_INSTRUCTION_:
From the listing below, extract every line containing "title".

_EXTRACTED RECORDS_:
══════════════════════════════
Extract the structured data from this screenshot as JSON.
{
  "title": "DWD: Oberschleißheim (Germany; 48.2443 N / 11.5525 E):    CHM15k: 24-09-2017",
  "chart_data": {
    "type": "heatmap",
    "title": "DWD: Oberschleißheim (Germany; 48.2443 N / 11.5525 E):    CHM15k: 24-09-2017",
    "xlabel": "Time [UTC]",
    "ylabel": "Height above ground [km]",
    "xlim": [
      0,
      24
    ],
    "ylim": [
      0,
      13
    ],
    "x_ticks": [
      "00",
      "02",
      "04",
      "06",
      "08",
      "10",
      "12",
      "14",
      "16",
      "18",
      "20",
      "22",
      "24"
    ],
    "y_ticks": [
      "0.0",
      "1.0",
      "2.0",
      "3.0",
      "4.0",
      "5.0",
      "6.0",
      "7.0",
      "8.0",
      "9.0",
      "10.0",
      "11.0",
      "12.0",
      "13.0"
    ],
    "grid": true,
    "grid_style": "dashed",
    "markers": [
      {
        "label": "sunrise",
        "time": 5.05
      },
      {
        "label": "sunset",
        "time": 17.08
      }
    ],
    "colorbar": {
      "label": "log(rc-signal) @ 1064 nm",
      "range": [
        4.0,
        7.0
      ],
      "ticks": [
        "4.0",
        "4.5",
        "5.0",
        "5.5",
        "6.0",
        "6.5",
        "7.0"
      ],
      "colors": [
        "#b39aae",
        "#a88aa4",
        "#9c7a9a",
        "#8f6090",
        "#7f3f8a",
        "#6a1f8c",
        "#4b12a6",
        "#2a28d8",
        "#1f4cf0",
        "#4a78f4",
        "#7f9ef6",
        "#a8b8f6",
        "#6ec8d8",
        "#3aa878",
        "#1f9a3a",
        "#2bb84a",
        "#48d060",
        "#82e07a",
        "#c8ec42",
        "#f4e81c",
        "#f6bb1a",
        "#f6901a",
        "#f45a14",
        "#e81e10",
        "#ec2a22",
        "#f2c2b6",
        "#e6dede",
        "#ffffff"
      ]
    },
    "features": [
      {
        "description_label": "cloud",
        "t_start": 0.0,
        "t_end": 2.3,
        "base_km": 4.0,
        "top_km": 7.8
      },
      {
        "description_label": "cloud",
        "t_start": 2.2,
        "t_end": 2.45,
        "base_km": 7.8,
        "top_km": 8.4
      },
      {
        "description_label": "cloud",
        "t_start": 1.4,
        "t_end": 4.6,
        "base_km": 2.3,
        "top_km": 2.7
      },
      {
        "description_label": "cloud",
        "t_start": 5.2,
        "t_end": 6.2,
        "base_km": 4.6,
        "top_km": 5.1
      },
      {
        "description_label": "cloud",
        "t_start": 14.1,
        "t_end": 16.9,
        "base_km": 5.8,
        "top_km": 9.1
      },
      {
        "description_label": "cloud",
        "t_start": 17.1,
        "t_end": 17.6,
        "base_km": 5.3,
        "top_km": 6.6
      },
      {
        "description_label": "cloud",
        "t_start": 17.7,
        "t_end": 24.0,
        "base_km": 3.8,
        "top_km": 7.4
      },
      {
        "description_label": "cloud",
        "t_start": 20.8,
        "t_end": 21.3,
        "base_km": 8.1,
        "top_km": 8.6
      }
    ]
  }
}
══════════════════════════════
_TASK RESULT_:
  "title": "DWD: Oberschleißheim (Germany; 48.2443 N / 11.5525 E):    CHM15k: 24-09-2017",
    "title": "DWD: Oberschleißheim (Germany; 48.2443 N / 11.5525 E):    CHM15k: 24-09-2017",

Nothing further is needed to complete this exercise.